STORED ROWS:
___

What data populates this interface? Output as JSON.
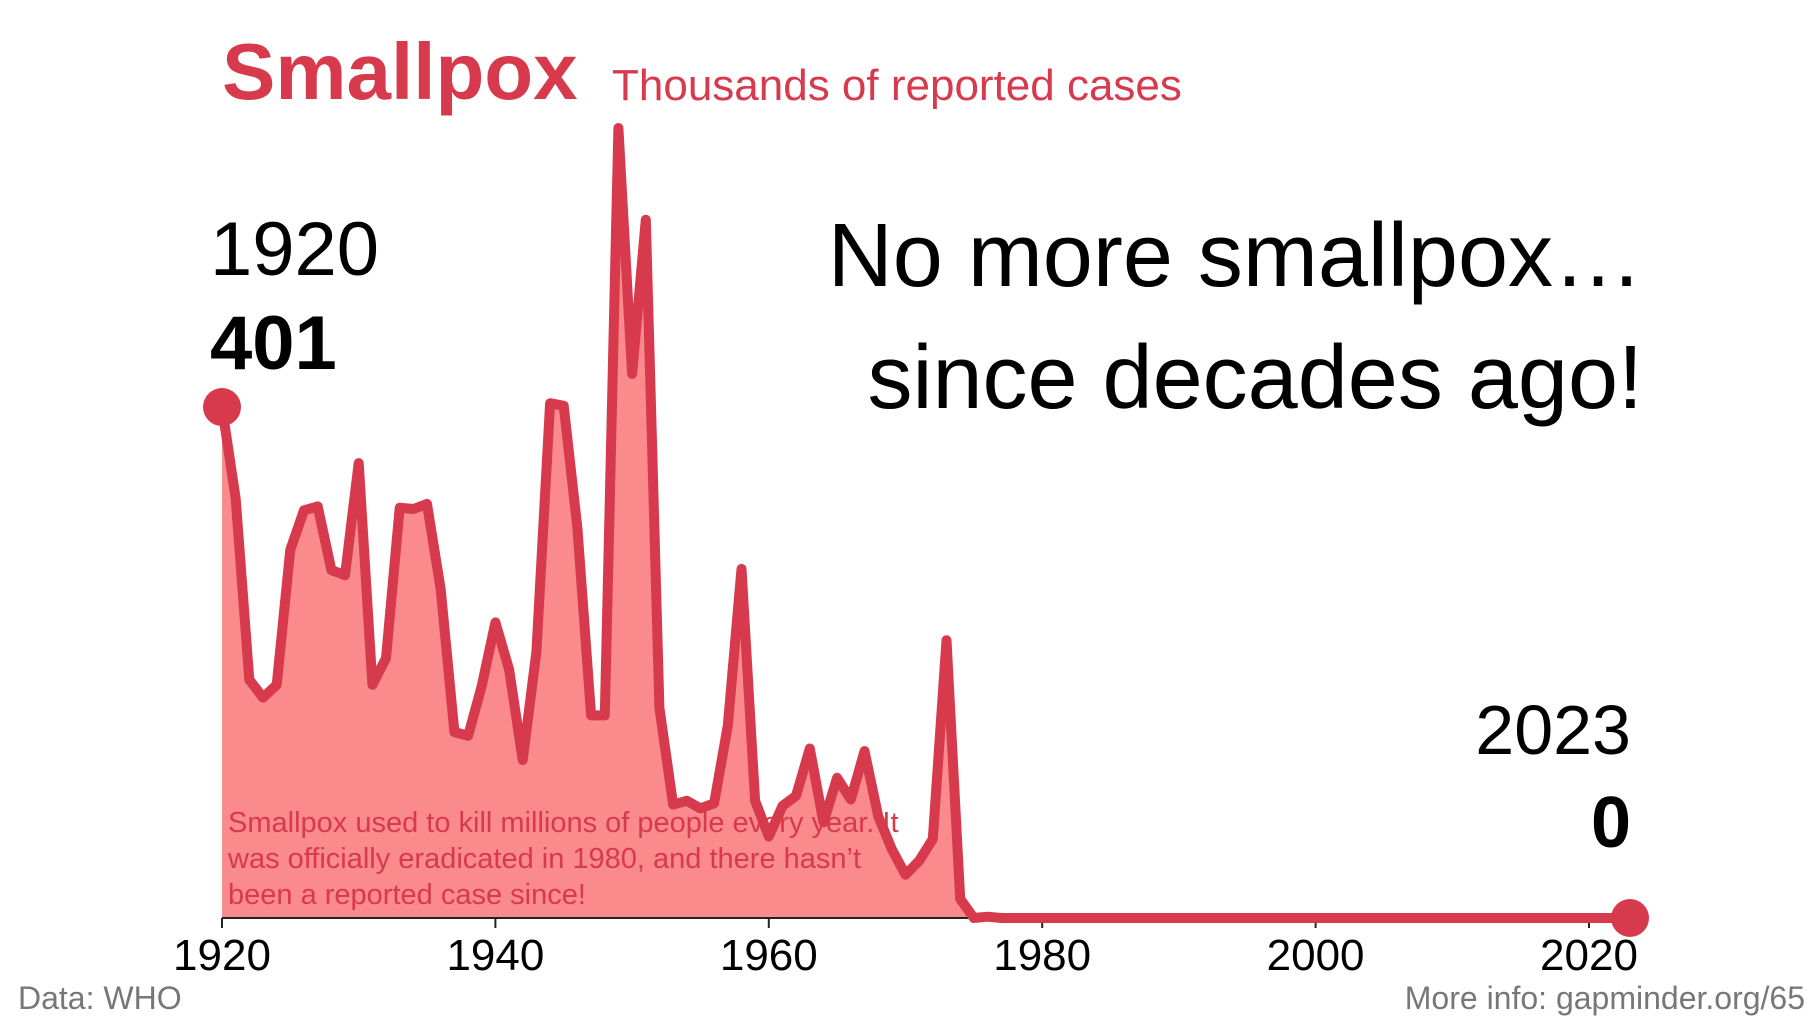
{
  "chart_data": {
    "type": "area",
    "title": "Smallpox",
    "subtitle": "Thousands of reported cases",
    "xlabel": "",
    "ylabel": "",
    "x": [
      1920,
      1921,
      1922,
      1923,
      1924,
      1925,
      1926,
      1927,
      1928,
      1929,
      1930,
      1931,
      1932,
      1933,
      1934,
      1935,
      1936,
      1937,
      1938,
      1939,
      1940,
      1941,
      1942,
      1943,
      1944,
      1945,
      1946,
      1947,
      1948,
      1949,
      1950,
      1951,
      1952,
      1953,
      1954,
      1955,
      1956,
      1957,
      1958,
      1959,
      1960,
      1961,
      1962,
      1963,
      1964,
      1965,
      1966,
      1967,
      1968,
      1969,
      1970,
      1971,
      1972,
      1973,
      1974,
      1975,
      1976,
      1977,
      1978,
      1979,
      1980,
      1990,
      2000,
      2010,
      2020,
      2023
    ],
    "values": [
      401,
      329,
      187,
      173,
      183,
      289,
      320,
      323,
      273,
      269,
      357,
      183,
      204,
      322,
      321,
      325,
      258,
      146,
      143,
      182,
      232,
      195,
      124,
      209,
      404,
      402,
      306,
      159,
      159,
      620,
      427,
      548,
      165,
      89,
      92,
      86,
      90,
      151,
      274,
      92,
      64,
      88,
      96,
      133,
      75,
      110,
      93,
      131,
      80,
      54,
      34,
      45,
      62,
      218,
      15,
      0,
      1,
      0,
      0,
      0,
      0,
      0,
      0,
      0,
      0,
      0
    ],
    "xlim": [
      1920,
      2023
    ],
    "ylim": [
      0,
      620
    ],
    "x_ticks": [
      1920,
      1940,
      1960,
      1980,
      2000,
      2020
    ],
    "grid": false,
    "legend": "none",
    "line_color": "#d73a4d",
    "fill_color": "#fa8a8c",
    "start": {
      "year": "1920",
      "value": "401"
    },
    "end": {
      "year": "2023",
      "value": "0"
    },
    "headline": "No more smallpox… since decades ago!",
    "annotation": "Smallpox used to kill millions of people every year. It was officially eradicated in 1980, and there hasn’t been a reported case since!"
  },
  "footer": {
    "source": "Data: WHO",
    "more_info": "More info: gapminder.org/65"
  }
}
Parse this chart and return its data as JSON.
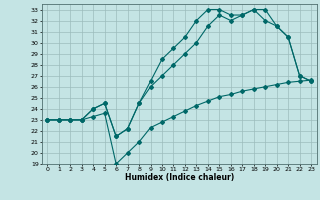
{
  "title": "",
  "xlabel": "Humidex (Indice chaleur)",
  "bg_color": "#c4e4e4",
  "grid_color": "#9cbcbc",
  "line_color": "#006868",
  "xlim": [
    -0.5,
    23.5
  ],
  "ylim": [
    19,
    33.5
  ],
  "yticks": [
    19,
    20,
    21,
    22,
    23,
    24,
    25,
    26,
    27,
    28,
    29,
    30,
    31,
    32,
    33
  ],
  "xticks": [
    0,
    1,
    2,
    3,
    4,
    5,
    6,
    7,
    8,
    9,
    10,
    11,
    12,
    13,
    14,
    15,
    16,
    17,
    18,
    19,
    20,
    21,
    22,
    23
  ],
  "line1_x": [
    0,
    1,
    2,
    3,
    4,
    5,
    6,
    7,
    8,
    9,
    10,
    11,
    12,
    13,
    14,
    15,
    16,
    17,
    18,
    19,
    20,
    21,
    22,
    23
  ],
  "line1_y": [
    23,
    23,
    23,
    23,
    24,
    24.5,
    21.5,
    22.2,
    24.5,
    26.5,
    28.5,
    29.5,
    30.5,
    32,
    33,
    33,
    32.5,
    32.5,
    33,
    33,
    31.5,
    30.5,
    27,
    26.5
  ],
  "line2_x": [
    0,
    1,
    2,
    3,
    4,
    5,
    6,
    7,
    8,
    9,
    10,
    11,
    12,
    13,
    14,
    15,
    16,
    17,
    18,
    19,
    20,
    21,
    22,
    23
  ],
  "line2_y": [
    23,
    23,
    23,
    23,
    24,
    24.5,
    21.5,
    22.2,
    24.5,
    26,
    27,
    28,
    29,
    30,
    31.5,
    32.5,
    32,
    32.5,
    33,
    32,
    31.5,
    30.5,
    27,
    26.5
  ],
  "line3_x": [
    0,
    1,
    2,
    3,
    4,
    5,
    6,
    7,
    8,
    9,
    10,
    11,
    12,
    13,
    14,
    15,
    16,
    17,
    18,
    19,
    20,
    21,
    22,
    23
  ],
  "line3_y": [
    23,
    23,
    23,
    23,
    23.3,
    23.6,
    19,
    20,
    21,
    22.3,
    22.8,
    23.3,
    23.8,
    24.3,
    24.7,
    25.1,
    25.3,
    25.6,
    25.8,
    26.0,
    26.2,
    26.4,
    26.5,
    26.6
  ]
}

___

GOAL OF THE EXERCISE: Omit every picture, and otherwise quote the entries exactly.

SOLUTION TO THIS PROBLEM:
What data populates this interface? Output as JSON.
{
  "chart_data": {
    "type": "area",
    "title": "Smallpox",
    "subtitle": "Thousands of reported cases",
    "xlabel": "",
    "ylabel": "",
    "x": [
      1920,
      1921,
      1922,
      1923,
      1924,
      1925,
      1926,
      1927,
      1928,
      1929,
      1930,
      1931,
      1932,
      1933,
      1934,
      1935,
      1936,
      1937,
      1938,
      1939,
      1940,
      1941,
      1942,
      1943,
      1944,
      1945,
      1946,
      1947,
      1948,
      1949,
      1950,
      1951,
      1952,
      1953,
      1954,
      1955,
      1956,
      1957,
      1958,
      1959,
      1960,
      1961,
      1962,
      1963,
      1964,
      1965,
      1966,
      1967,
      1968,
      1969,
      1970,
      1971,
      1972,
      1973,
      1974,
      1975,
      1976,
      1977,
      1978,
      1979,
      1980,
      1990,
      2000,
      2010,
      2020,
      2023
    ],
    "values": [
      401,
      329,
      187,
      173,
      183,
      289,
      320,
      323,
      273,
      269,
      357,
      183,
      204,
      322,
      321,
      325,
      258,
      146,
      143,
      182,
      232,
      195,
      124,
      209,
      404,
      402,
      306,
      159,
      159,
      620,
      427,
      548,
      165,
      89,
      92,
      86,
      90,
      151,
      274,
      92,
      64,
      88,
      96,
      133,
      75,
      110,
      93,
      131,
      80,
      54,
      34,
      45,
      62,
      218,
      15,
      0,
      1,
      0,
      0,
      0,
      0,
      0,
      0,
      0,
      0,
      0
    ],
    "xlim": [
      1920,
      2023
    ],
    "ylim": [
      0,
      620
    ],
    "x_ticks": [
      1920,
      1940,
      1960,
      1980,
      2000,
      2020
    ],
    "grid": false,
    "legend": "none",
    "line_color": "#d73a4d",
    "fill_color": "#fa8a8c",
    "start": {
      "year": "1920",
      "value": "401"
    },
    "end": {
      "year": "2023",
      "value": "0"
    },
    "headline": "No more smallpox… since decades ago!",
    "annotation": "Smallpox used to kill millions of people every year. It was officially eradicated in 1980, and there hasn’t been a reported case since!"
  },
  "footer": {
    "source": "Data: WHO",
    "more_info": "More info: gapminder.org/65"
  }
}
Parse this chart and return its data as JSON.
{
  "title": "",
  "xlabel": "Humidex (Indice chaleur)",
  "bg_color": "#c4e4e4",
  "grid_color": "#9cbcbc",
  "line_color": "#006868",
  "xlim": [
    -0.5,
    23.5
  ],
  "ylim": [
    19,
    33.5
  ],
  "yticks": [
    19,
    20,
    21,
    22,
    23,
    24,
    25,
    26,
    27,
    28,
    29,
    30,
    31,
    32,
    33
  ],
  "xticks": [
    0,
    1,
    2,
    3,
    4,
    5,
    6,
    7,
    8,
    9,
    10,
    11,
    12,
    13,
    14,
    15,
    16,
    17,
    18,
    19,
    20,
    21,
    22,
    23
  ],
  "line1_x": [
    0,
    1,
    2,
    3,
    4,
    5,
    6,
    7,
    8,
    9,
    10,
    11,
    12,
    13,
    14,
    15,
    16,
    17,
    18,
    19,
    20,
    21,
    22,
    23
  ],
  "line1_y": [
    23,
    23,
    23,
    23,
    24,
    24.5,
    21.5,
    22.2,
    24.5,
    26.5,
    28.5,
    29.5,
    30.5,
    32,
    33,
    33,
    32.5,
    32.5,
    33,
    33,
    31.5,
    30.5,
    27,
    26.5
  ],
  "line2_x": [
    0,
    1,
    2,
    3,
    4,
    5,
    6,
    7,
    8,
    9,
    10,
    11,
    12,
    13,
    14,
    15,
    16,
    17,
    18,
    19,
    20,
    21,
    22,
    23
  ],
  "line2_y": [
    23,
    23,
    23,
    23,
    24,
    24.5,
    21.5,
    22.2,
    24.5,
    26,
    27,
    28,
    29,
    30,
    31.5,
    32.5,
    32,
    32.5,
    33,
    32,
    31.5,
    30.5,
    27,
    26.5
  ],
  "line3_x": [
    0,
    1,
    2,
    3,
    4,
    5,
    6,
    7,
    8,
    9,
    10,
    11,
    12,
    13,
    14,
    15,
    16,
    17,
    18,
    19,
    20,
    21,
    22,
    23
  ],
  "line3_y": [
    23,
    23,
    23,
    23,
    23.3,
    23.6,
    19,
    20,
    21,
    22.3,
    22.8,
    23.3,
    23.8,
    24.3,
    24.7,
    25.1,
    25.3,
    25.6,
    25.8,
    26.0,
    26.2,
    26.4,
    26.5,
    26.6
  ]
}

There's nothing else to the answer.